**SUPPLIED RECORDS**.
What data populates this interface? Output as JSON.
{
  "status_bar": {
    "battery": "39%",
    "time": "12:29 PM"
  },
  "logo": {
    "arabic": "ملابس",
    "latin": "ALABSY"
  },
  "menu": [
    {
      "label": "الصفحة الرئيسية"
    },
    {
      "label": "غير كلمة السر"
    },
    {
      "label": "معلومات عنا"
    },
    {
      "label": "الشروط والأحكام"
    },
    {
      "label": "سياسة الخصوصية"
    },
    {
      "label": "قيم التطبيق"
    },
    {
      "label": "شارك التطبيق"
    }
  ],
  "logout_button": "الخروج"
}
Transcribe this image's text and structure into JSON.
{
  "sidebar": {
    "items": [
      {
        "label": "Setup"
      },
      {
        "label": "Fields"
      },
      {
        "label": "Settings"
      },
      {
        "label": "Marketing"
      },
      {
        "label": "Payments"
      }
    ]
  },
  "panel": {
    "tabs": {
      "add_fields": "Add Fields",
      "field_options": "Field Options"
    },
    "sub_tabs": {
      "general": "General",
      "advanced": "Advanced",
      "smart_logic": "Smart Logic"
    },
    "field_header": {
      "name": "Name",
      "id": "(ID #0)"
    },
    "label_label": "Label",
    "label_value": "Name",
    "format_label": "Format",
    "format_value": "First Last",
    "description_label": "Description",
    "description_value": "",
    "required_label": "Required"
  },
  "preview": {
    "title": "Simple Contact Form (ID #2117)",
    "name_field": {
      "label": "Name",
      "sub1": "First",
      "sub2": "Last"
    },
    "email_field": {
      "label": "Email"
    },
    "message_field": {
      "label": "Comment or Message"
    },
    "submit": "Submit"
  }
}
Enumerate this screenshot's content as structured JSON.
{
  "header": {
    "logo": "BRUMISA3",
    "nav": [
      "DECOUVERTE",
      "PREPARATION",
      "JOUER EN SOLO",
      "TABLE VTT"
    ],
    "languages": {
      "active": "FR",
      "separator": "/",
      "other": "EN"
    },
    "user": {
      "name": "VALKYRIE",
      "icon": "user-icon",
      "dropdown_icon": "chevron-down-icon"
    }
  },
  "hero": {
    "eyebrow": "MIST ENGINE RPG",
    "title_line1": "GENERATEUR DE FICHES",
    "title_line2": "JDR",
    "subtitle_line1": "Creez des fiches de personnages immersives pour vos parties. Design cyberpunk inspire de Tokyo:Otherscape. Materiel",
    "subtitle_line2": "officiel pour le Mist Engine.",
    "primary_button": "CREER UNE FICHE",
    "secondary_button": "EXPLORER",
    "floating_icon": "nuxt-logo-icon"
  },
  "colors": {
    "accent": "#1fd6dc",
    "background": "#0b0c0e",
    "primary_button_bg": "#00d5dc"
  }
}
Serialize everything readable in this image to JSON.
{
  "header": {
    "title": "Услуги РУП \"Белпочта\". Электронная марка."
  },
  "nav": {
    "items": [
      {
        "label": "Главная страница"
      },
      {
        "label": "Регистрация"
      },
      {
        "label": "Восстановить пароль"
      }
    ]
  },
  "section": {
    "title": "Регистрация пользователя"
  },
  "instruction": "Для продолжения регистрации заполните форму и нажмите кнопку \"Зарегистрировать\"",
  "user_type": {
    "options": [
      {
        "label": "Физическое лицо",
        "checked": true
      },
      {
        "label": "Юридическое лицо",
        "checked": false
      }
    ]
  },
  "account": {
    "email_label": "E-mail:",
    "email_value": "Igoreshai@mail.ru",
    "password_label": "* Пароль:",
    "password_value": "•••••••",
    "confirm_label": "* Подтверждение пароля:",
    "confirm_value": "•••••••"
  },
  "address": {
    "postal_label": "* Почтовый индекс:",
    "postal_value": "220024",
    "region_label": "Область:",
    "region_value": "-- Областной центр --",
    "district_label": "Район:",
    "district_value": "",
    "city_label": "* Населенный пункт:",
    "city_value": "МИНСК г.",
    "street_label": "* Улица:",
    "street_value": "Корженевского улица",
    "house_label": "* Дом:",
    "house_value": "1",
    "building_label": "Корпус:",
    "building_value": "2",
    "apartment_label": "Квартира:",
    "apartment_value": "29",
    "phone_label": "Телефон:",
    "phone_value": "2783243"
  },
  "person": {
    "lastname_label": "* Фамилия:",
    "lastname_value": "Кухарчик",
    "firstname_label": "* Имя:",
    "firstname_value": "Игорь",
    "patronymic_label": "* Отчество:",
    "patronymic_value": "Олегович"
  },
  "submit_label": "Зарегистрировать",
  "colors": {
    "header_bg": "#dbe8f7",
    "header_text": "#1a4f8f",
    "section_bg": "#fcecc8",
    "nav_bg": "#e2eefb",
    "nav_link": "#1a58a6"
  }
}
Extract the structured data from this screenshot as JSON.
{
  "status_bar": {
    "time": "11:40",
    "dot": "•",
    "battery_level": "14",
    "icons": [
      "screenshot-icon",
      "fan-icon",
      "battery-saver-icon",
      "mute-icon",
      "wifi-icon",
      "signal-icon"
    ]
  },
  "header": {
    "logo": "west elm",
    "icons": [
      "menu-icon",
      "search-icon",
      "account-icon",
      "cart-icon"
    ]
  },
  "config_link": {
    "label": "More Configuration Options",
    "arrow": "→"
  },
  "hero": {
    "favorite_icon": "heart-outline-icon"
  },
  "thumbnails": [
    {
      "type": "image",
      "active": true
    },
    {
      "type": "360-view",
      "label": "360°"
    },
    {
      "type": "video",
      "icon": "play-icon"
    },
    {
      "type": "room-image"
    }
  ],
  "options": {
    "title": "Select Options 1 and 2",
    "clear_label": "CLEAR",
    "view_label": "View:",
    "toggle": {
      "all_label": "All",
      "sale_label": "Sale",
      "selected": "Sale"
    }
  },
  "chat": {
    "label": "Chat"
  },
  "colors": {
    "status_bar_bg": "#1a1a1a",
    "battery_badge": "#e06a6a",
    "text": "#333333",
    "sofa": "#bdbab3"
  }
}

**TASK REQUIREMENTS**. Quote each line of the listing above exactly.

**EXPECTED OUTPUT**.
What data populates this interface? Output as JSON.
{
  "status_bar": {
    "battery": "39%",
    "time": "12:29 PM"
  },
  "logo": {
    "arabic": "ملابس",
    "latin": "ALABSY"
  },
  "menu": [
    {
      "label": "الصفحة الرئيسية"
    },
    {
      "label": "غير كلمة السر"
    },
    {
      "label": "معلومات عنا"
    },
    {
      "label": "الشروط والأحكام"
    },
    {
      "label": "سياسة الخصوصية"
    },
    {
      "label": "قيم التطبيق"
    },
    {
      "label": "شارك التطبيق"
    }
  ],
  "logout_button": "الخروج"
}
Transcribe this image's text and structure into JSON.
{
  "sidebar": {
    "items": [
      {
        "label": "Setup"
      },
      {
        "label": "Fields"
      },
      {
        "label": "Settings"
      },
      {
        "label": "Marketing"
      },
      {
        "label": "Payments"
      }
    ]
  },
  "panel": {
    "tabs": {
      "add_fields": "Add Fields",
      "field_options": "Field Options"
    },
    "sub_tabs": {
      "general": "General",
      "advanced": "Advanced",
      "smart_logic": "Smart Logic"
    },
    "field_header": {
      "name": "Name",
      "id": "(ID #0)"
    },
    "label_label": "Label",
    "label_value": "Name",
    "format_label": "Format",
    "format_value": "First Last",
    "description_label": "Description",
    "description_value": "",
    "required_label": "Required"
  },
  "preview": {
    "title": "Simple Contact Form (ID #2117)",
    "name_field": {
      "label": "Name",
      "sub1": "First",
      "sub2": "Last"
    },
    "email_field": {
      "label": "Email"
    },
    "message_field": {
      "label": "Comment or Message"
    },
    "submit": "Submit"
  }
}
Enumerate this screenshot's content as structured JSON.
{
  "header": {
    "logo": "BRUMISA3",
    "nav": [
      "DECOUVERTE",
      "PREPARATION",
      "JOUER EN SOLO",
      "TABLE VTT"
    ],
    "languages": {
      "active": "FR",
      "separator": "/",
      "other": "EN"
    },
    "user": {
      "name": "VALKYRIE",
      "icon": "user-icon",
      "dropdown_icon": "chevron-down-icon"
    }
  },
  "hero": {
    "eyebrow": "MIST ENGINE RPG",
    "title_line1": "GENERATEUR DE FICHES",
    "title_line2": "JDR",
    "subtitle_line1": "Creez des fiches de personnages immersives pour vos parties. Design cyberpunk inspire de Tokyo:Otherscape. Materiel",
    "subtitle_line2": "officiel pour le Mist Engine.",
    "primary_button": "CREER UNE FICHE",
    "secondary_button": "EXPLORER",
    "floating_icon": "nuxt-logo-icon"
  },
  "colors": {
    "accent": "#1fd6dc",
    "background": "#0b0c0e",
    "primary_button_bg": "#00d5dc"
  }
}
Serialize everything readable in this image to JSON.
{
  "header": {
    "title": "Услуги РУП \"Белпочта\". Электронная марка."
  },
  "nav": {
    "items": [
      {
        "label": "Главная страница"
      },
      {
        "label": "Регистрация"
      },
      {
        "label": "Восстановить пароль"
      }
    ]
  },
  "section": {
    "title": "Регистрация пользователя"
  },
  "instruction": "Для продолжения регистрации заполните форму и нажмите кнопку \"Зарегистрировать\"",
  "user_type": {
    "options": [
      {
        "label": "Физическое лицо",
        "checked": true
      },
      {
        "label": "Юридическое лицо",
        "checked": false
      }
    ]
  },
  "account": {
    "email_label": "E-mail:",
    "email_value": "Igoreshai@mail.ru",
    "password_label": "* Пароль:",
    "password_value": "•••••••",
    "confirm_label": "* Подтверждение пароля:",
    "confirm_value": "•••••••"
  },
  "address": {
    "postal_label": "* Почтовый индекс:",
    "postal_value": "220024",
    "region_label": "Область:",
    "region_value": "-- Областной центр --",
    "district_label": "Район:",
    "district_value": "",
    "city_label": "* Населенный пункт:",
    "city_value": "МИНСК г.",
    "street_label": "* Улица:",
    "street_value": "Корженевского улица",
    "house_label": "* Дом:",
    "house_value": "1",
    "building_label": "Корпус:",
    "building_value": "2",
    "apartment_label": "Квартира:",
    "apartment_value": "29",
    "phone_label": "Телефон:",
    "phone_value": "2783243"
  },
  "person": {
    "lastname_label": "* Фамилия:",
    "lastname_value": "Кухарчик",
    "firstname_label": "* Имя:",
    "firstname_value": "Игорь",
    "patronymic_label": "* Отчество:",
    "patronymic_value": "Олегович"
  },
  "submit_label": "Зарегистрировать",
  "colors": {
    "header_bg": "#dbe8f7",
    "header_text": "#1a4f8f",
    "section_bg": "#fcecc8",
    "nav_bg": "#e2eefb",
    "nav_link": "#1a58a6"
  }
}
Extract the structured data from this screenshot as JSON.
{
  "status_bar": {
    "time": "11:40",
    "dot": "•",
    "battery_level": "14",
    "icons": [
      "screenshot-icon",
      "fan-icon",
      "battery-saver-icon",
      "mute-icon",
      "wifi-icon",
      "signal-icon"
    ]
  },
  "header": {
    "logo": "west elm",
    "icons": [
      "menu-icon",
      "search-icon",
      "account-icon",
      "cart-icon"
    ]
  },
  "config_link": {
    "label": "More Configuration Options",
    "arrow": "→"
  },
  "hero": {
    "favorite_icon": "heart-outline-icon"
  },
  "thumbnails": [
    {
      "type": "image",
      "active": true
    },
    {
      "type": "360-view",
      "label": "360°"
    },
    {
      "type": "video",
      "icon": "play-icon"
    },
    {
      "type": "room-image"
    }
  ],
  "options": {
    "title": "Select Options 1 and 2",
    "clear_label": "CLEAR",
    "view_label": "View:",
    "toggle": {
      "all_label": "All",
      "sale_label": "Sale",
      "selected": "Sale"
    }
  },
  "chat": {
    "label": "Chat"
  },
  "colors": {
    "status_bar_bg": "#1a1a1a",
    "battery_badge": "#e06a6a",
    "text": "#333333",
    "sofa": "#bdbab3"
  }
}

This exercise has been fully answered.